++++ THE RECORDS
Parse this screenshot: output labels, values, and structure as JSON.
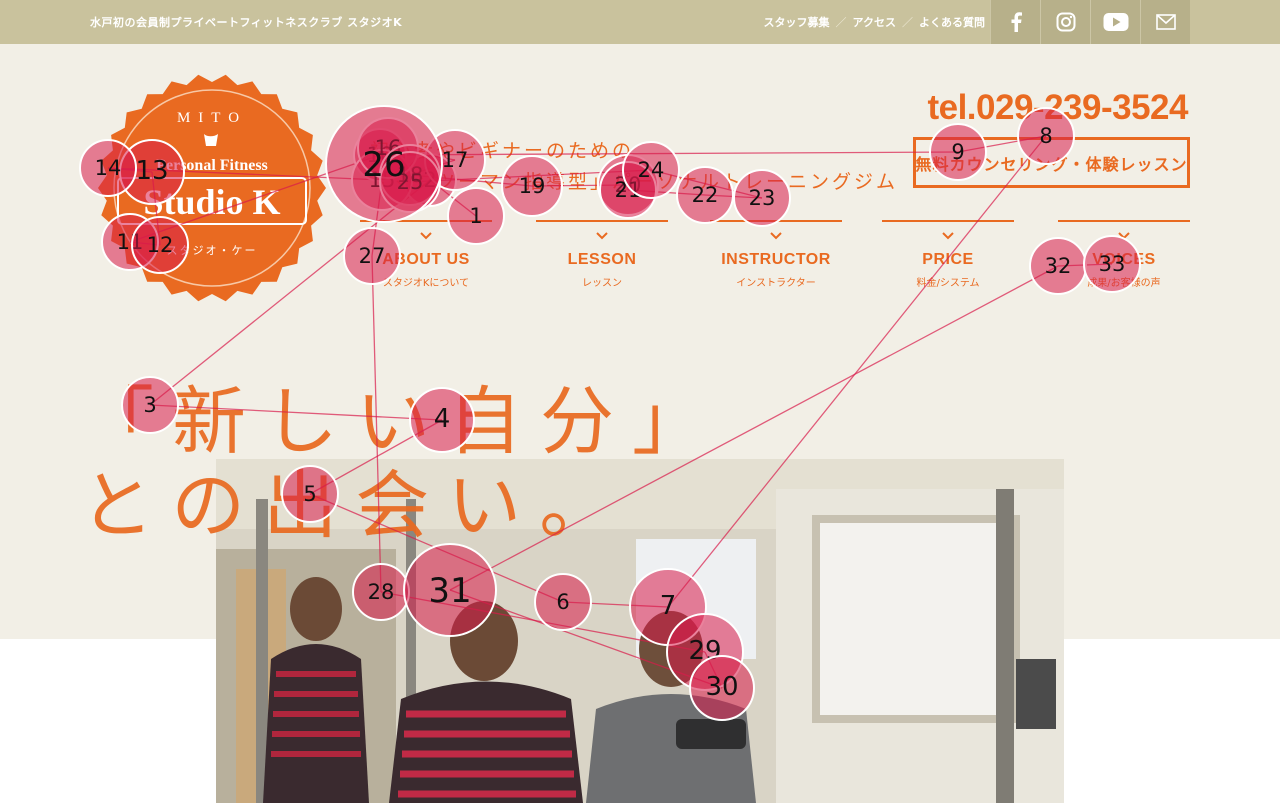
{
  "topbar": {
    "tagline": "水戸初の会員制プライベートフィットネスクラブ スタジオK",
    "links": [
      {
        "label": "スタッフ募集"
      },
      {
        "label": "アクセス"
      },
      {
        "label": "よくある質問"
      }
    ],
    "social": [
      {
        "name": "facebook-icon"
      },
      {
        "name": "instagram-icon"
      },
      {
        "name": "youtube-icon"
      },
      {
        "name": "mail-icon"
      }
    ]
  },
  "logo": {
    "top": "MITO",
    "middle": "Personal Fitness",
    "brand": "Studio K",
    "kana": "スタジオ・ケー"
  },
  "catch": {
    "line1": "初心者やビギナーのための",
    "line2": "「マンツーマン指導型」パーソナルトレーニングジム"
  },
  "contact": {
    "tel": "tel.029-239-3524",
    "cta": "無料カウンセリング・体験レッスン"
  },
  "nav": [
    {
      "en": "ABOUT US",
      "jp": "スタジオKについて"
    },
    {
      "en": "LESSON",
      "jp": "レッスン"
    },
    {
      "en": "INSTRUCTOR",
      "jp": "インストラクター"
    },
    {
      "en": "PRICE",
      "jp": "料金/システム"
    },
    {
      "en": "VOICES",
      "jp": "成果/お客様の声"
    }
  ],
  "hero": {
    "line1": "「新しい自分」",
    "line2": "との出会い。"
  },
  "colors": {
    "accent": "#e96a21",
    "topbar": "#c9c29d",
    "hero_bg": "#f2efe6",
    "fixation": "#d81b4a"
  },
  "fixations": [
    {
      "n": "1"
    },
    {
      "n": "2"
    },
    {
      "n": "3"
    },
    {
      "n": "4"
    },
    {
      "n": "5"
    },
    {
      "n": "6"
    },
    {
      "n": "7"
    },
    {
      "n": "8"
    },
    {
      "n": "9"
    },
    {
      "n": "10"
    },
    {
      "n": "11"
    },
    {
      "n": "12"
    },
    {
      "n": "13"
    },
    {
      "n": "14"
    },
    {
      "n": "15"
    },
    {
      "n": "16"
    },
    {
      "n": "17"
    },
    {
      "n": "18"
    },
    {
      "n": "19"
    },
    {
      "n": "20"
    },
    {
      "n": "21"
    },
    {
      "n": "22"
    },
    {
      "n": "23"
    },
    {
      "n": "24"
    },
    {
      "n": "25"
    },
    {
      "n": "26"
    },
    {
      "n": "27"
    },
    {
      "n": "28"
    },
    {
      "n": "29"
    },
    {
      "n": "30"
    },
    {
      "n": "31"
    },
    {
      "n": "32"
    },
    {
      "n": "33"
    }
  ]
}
++++++++
## WHAT TO DO
Copy out the data above exactly, except the pictures.

## TASK SOLUTION
Parse this screenshot: output labels, values, and structure as JSON.
{
  "topbar": {
    "tagline": "水戸初の会員制プライベートフィットネスクラブ スタジオK",
    "links": [
      {
        "label": "スタッフ募集"
      },
      {
        "label": "アクセス"
      },
      {
        "label": "よくある質問"
      }
    ],
    "social": [
      {
        "name": "facebook-icon"
      },
      {
        "name": "instagram-icon"
      },
      {
        "name": "youtube-icon"
      },
      {
        "name": "mail-icon"
      }
    ]
  },
  "logo": {
    "top": "MITO",
    "middle": "Personal Fitness",
    "brand": "Studio K",
    "kana": "スタジオ・ケー"
  },
  "catch": {
    "line1": "初心者やビギナーのための",
    "line2": "「マンツーマン指導型」パーソナルトレーニングジム"
  },
  "contact": {
    "tel": "tel.029-239-3524",
    "cta": "無料カウンセリング・体験レッスン"
  },
  "nav": [
    {
      "en": "ABOUT US",
      "jp": "スタジオKについて"
    },
    {
      "en": "LESSON",
      "jp": "レッスン"
    },
    {
      "en": "INSTRUCTOR",
      "jp": "インストラクター"
    },
    {
      "en": "PRICE",
      "jp": "料金/システム"
    },
    {
      "en": "VOICES",
      "jp": "成果/お客様の声"
    }
  ],
  "hero": {
    "line1": "「新しい自分」",
    "line2": "との出会い。"
  },
  "colors": {
    "accent": "#e96a21",
    "topbar": "#c9c29d",
    "hero_bg": "#f2efe6",
    "fixation": "#d81b4a"
  },
  "fixations": [
    {
      "n": "1"
    },
    {
      "n": "2"
    },
    {
      "n": "3"
    },
    {
      "n": "4"
    },
    {
      "n": "5"
    },
    {
      "n": "6"
    },
    {
      "n": "7"
    },
    {
      "n": "8"
    },
    {
      "n": "9"
    },
    {
      "n": "10"
    },
    {
      "n": "11"
    },
    {
      "n": "12"
    },
    {
      "n": "13"
    },
    {
      "n": "14"
    },
    {
      "n": "15"
    },
    {
      "n": "16"
    },
    {
      "n": "17"
    },
    {
      "n": "18"
    },
    {
      "n": "19"
    },
    {
      "n": "20"
    },
    {
      "n": "21"
    },
    {
      "n": "22"
    },
    {
      "n": "23"
    },
    {
      "n": "24"
    },
    {
      "n": "25"
    },
    {
      "n": "26"
    },
    {
      "n": "27"
    },
    {
      "n": "28"
    },
    {
      "n": "29"
    },
    {
      "n": "30"
    },
    {
      "n": "31"
    },
    {
      "n": "32"
    },
    {
      "n": "33"
    }
  ]
}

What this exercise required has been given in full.